* _Extrait du texte_
Cher Jean-Luc,
Cela vous surprendra
peut-être, mais je commencerai par un aveu : qu’on vous aime ou qu’on vous
déteste, vous êtes, incontestablement, le meilleur.
Vous êtes le dernier héritier
d’une grande et belle tradition, une tradition qui m’a fait tomber fou amoureux
de la France, la tradition des rhéteurs révolutionnaires, ces tribuns du peuple
qui ont au fil des siècles façonné notre histoire, transformant nos campagnes
électorales en cours d’éducation populaire et les séances de nos assemblées en
concours d’éloquence. Je ne parle pas là de com évidemment, mais de cette
capacité unique à esquisser un horizon collectif, à emporter une foule vers un
destin commun qui fait tant défaut à vos concurrents.
Car vous êtes au fond, cher Jean-Luc Mélenchon,
le plus politique des candidats de 2017. Je donne ici à "politique"
son sens le plus noble, à mille lieues des arrangements d’appareils moribonds.
Loin, surtout, très loin de ce cocktail fade de gestion et de communication, de
comptabilité et d’éléments de langage qui prévaut depuis de trop longues années
au pays endormi de Danton et de Saint-Just.

* _Données de l'exercice_
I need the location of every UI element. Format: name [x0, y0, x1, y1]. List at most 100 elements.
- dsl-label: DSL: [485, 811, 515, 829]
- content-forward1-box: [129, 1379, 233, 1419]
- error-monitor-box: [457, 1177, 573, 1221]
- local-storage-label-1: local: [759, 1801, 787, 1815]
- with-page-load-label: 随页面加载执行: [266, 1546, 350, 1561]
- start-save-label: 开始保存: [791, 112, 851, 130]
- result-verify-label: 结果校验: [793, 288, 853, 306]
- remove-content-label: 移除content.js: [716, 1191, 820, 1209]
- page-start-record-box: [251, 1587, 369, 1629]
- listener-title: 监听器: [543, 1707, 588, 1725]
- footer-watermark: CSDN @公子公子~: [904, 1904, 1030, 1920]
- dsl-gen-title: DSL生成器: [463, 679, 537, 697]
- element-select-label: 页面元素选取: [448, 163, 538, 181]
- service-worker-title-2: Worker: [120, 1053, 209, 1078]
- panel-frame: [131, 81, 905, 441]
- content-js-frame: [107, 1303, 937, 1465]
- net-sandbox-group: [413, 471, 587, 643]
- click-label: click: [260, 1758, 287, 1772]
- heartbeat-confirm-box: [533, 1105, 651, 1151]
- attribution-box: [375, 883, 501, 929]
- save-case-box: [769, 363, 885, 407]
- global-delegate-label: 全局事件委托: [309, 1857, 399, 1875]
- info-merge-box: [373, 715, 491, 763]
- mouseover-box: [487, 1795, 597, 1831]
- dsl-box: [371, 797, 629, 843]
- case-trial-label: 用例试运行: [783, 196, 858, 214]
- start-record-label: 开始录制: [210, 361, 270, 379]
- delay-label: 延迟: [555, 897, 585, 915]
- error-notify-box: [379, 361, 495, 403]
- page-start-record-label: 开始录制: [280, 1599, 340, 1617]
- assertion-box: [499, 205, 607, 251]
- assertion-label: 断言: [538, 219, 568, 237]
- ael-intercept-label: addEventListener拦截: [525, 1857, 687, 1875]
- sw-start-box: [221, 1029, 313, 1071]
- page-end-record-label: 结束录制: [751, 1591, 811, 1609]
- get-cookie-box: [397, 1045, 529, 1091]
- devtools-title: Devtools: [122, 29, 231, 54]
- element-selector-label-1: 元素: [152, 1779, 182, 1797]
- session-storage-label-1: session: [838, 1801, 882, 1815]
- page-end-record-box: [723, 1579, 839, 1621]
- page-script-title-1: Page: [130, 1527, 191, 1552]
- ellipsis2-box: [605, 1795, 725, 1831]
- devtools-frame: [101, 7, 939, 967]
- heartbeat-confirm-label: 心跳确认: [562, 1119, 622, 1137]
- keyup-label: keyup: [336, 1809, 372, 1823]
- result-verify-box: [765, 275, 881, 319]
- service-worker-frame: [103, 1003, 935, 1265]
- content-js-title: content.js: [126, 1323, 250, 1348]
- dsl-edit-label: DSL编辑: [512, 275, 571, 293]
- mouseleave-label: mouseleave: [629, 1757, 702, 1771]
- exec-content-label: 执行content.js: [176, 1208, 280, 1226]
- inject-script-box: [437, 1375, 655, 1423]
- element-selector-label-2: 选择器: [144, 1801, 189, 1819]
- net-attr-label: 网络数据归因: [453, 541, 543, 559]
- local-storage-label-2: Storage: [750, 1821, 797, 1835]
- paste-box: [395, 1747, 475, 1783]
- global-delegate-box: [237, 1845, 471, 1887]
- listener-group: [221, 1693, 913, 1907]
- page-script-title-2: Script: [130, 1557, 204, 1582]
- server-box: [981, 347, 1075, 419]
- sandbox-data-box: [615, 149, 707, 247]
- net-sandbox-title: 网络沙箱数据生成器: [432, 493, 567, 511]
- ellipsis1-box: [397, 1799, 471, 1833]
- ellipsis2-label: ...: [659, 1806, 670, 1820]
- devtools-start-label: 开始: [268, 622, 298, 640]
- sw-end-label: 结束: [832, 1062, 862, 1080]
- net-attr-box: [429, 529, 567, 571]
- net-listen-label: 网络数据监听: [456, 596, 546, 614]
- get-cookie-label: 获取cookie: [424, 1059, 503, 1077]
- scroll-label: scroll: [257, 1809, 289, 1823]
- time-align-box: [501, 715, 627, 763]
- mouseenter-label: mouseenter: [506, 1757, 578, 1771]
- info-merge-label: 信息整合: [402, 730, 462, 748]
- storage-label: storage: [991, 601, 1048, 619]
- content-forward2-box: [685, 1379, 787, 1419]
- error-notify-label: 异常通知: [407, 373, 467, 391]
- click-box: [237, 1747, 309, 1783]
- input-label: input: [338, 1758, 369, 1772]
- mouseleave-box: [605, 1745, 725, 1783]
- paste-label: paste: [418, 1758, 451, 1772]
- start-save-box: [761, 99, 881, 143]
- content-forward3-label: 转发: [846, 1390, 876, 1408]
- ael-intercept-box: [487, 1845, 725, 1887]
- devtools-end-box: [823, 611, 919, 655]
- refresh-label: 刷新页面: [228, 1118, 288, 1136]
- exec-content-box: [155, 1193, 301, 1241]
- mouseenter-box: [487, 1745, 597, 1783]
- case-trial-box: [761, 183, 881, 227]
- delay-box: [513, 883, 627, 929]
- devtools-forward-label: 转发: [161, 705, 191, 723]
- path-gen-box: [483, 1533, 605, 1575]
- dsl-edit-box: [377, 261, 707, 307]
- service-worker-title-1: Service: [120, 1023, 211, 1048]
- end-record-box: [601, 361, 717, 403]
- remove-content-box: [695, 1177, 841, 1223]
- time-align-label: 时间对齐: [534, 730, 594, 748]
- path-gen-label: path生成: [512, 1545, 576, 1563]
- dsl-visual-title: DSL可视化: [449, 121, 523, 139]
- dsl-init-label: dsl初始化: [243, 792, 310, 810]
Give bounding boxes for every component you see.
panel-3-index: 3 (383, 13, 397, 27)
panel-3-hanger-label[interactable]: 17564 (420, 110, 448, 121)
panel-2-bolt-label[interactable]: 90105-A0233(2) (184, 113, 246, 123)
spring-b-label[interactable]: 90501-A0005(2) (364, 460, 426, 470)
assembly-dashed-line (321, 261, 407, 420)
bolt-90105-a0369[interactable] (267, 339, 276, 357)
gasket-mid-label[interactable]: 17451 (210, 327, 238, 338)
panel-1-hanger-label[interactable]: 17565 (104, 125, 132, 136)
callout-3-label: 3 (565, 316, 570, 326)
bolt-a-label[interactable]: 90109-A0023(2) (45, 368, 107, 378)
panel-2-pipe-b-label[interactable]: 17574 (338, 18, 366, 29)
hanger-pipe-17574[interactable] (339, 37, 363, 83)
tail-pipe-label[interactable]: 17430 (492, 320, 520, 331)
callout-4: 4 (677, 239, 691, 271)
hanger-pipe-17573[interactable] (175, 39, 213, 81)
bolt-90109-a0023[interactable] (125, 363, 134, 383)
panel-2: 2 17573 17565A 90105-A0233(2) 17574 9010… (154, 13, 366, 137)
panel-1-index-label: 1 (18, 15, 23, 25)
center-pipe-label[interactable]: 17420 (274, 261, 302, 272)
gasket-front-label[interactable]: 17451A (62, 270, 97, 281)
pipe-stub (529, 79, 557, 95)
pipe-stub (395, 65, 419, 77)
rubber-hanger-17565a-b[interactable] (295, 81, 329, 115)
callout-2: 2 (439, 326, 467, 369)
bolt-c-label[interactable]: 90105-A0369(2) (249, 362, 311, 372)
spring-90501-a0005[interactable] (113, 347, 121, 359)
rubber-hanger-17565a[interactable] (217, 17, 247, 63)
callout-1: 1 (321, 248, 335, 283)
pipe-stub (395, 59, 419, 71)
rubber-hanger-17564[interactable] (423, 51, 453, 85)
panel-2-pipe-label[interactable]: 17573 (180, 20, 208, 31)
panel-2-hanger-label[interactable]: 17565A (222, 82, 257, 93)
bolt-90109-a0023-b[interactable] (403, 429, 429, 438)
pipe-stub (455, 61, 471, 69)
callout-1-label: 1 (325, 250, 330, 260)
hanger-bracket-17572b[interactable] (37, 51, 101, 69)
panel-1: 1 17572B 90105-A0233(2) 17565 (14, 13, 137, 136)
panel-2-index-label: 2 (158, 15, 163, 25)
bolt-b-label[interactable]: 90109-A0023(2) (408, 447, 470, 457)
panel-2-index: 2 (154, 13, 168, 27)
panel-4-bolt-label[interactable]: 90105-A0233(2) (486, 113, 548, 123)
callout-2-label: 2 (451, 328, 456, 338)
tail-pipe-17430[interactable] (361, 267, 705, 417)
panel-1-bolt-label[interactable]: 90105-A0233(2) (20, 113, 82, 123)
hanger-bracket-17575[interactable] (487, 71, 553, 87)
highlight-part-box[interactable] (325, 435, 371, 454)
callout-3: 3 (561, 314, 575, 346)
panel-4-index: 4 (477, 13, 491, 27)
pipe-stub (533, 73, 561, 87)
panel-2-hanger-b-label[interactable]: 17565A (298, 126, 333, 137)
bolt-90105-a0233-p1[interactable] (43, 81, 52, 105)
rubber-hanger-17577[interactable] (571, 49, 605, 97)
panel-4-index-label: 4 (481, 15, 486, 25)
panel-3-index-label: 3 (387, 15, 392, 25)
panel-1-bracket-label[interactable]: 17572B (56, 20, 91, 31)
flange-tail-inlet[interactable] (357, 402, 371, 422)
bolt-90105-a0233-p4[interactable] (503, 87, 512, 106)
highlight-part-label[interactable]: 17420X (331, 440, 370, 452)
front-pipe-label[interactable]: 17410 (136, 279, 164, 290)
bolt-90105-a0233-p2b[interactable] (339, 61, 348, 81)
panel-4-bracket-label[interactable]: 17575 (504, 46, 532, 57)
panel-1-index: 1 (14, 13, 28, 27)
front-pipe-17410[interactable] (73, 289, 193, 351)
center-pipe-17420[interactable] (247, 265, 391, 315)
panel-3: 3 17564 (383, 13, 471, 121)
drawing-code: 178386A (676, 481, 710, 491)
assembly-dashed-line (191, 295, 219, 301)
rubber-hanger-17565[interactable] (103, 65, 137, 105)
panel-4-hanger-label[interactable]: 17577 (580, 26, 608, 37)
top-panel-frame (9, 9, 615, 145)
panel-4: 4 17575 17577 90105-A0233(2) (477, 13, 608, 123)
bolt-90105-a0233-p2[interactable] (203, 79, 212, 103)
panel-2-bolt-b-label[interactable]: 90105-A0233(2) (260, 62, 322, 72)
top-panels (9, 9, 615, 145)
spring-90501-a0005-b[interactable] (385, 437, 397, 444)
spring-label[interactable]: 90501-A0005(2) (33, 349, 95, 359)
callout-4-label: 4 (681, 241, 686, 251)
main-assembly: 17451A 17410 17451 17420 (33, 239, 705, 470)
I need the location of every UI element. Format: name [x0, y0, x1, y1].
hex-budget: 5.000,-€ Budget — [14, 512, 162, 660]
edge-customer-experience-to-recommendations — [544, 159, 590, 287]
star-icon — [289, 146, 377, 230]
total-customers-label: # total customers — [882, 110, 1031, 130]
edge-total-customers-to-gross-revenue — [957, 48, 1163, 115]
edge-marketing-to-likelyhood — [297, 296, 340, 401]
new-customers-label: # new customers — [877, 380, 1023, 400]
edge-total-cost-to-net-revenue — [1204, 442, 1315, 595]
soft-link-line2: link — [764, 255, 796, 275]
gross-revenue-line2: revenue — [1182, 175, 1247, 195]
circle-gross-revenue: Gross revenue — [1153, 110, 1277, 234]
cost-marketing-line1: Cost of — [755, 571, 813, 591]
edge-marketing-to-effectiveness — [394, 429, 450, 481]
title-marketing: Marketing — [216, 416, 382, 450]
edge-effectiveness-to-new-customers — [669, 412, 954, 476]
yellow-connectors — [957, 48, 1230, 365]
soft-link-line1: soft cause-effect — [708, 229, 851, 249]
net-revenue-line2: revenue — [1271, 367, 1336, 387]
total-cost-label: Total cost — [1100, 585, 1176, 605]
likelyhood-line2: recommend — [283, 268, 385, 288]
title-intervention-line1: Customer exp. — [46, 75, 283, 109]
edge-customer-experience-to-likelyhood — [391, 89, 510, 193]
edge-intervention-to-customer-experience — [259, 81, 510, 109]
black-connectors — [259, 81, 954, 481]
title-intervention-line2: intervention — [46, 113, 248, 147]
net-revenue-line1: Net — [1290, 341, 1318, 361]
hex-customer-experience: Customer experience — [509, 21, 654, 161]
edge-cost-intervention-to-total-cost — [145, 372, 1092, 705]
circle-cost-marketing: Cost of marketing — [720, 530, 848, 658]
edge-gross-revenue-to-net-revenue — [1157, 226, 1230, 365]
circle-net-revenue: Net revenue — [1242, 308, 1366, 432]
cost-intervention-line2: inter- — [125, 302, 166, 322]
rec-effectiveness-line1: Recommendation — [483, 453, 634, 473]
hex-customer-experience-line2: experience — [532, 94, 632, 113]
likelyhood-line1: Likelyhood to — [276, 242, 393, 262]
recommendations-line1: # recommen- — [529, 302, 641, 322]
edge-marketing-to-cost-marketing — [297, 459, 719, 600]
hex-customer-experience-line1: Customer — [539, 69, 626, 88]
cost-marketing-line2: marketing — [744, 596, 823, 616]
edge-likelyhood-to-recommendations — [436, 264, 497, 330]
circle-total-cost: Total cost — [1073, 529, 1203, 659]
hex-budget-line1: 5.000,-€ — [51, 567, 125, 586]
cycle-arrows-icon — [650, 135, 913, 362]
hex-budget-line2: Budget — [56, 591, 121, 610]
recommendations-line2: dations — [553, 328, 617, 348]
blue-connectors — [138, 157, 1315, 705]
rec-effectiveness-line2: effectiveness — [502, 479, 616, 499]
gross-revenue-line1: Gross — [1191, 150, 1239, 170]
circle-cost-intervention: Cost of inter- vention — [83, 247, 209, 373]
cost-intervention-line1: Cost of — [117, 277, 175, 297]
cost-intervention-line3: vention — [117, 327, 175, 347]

* _Les consignes_
(a) Pouvez-vous recopier les lignes des données, de la toute première jusqu'à celle qui contient « - footer-watermark: CSDN » incluse, en renommant « box » en « rect » partout et sans rien modifier d'autre ?
(b) Pouvez-vous prolonger la lettre adressée à Jean-Luc Mélenchon à la suite de sa dernière phrase ?

* _Les réponses_
(a)
I need the location of every UI element. Format: name [x0, y0, x1, y1]. List at most 100 elements.
- dsl-label: DSL: [485, 811, 515, 829]
- content-forward1-rect: [129, 1379, 233, 1419]
- error-monitor-rect: [457, 1177, 573, 1221]
- local-storage-label-1: local: [759, 1801, 787, 1815]
- with-page-load-label: 随页面加载执行: [266, 1546, 350, 1561]
- start-save-label: 开始保存: [791, 112, 851, 130]
- result-verify-label: 结果校验: [793, 288, 853, 306]
- remove-content-label: 移除content.js: [716, 1191, 820, 1209]
- page-start-record-rect: [251, 1587, 369, 1629]
- listener-title: 监听器: [543, 1707, 588, 1725]
- footer-watermark: CSDN @公子公子~: [904, 1904, 1030, 1920]

(b)
Et vous êtes aussi – c’est indissociable de ce
qui précède, la véritable politique étant chez nous l’enfant chéri des noces de
la littérature et de l’histoire – le plus érudit. Imagine-t-on l’un de vos
adversaires répondre du tac au tac sur "l’Homme qui plantait des
arbres" de Giono comme vous le fîtes lors de "l’Emission politique" de France 2 devant un Torreton bouche bée ?
Et, surtout, répondre quelque chose d’aussi
juste : malgré toute l’admiration que nous devons à Giono, quand les nazis sont
là, mieux vaut prendre les armes que planter des arbres. Seul le vrai lettré
peut souligner les limites des lettres, vaines en temps de crise lorsqu’elles
oublient l’histoire. Et, réciproquement, la vanité de la politique qui ignore
les livres.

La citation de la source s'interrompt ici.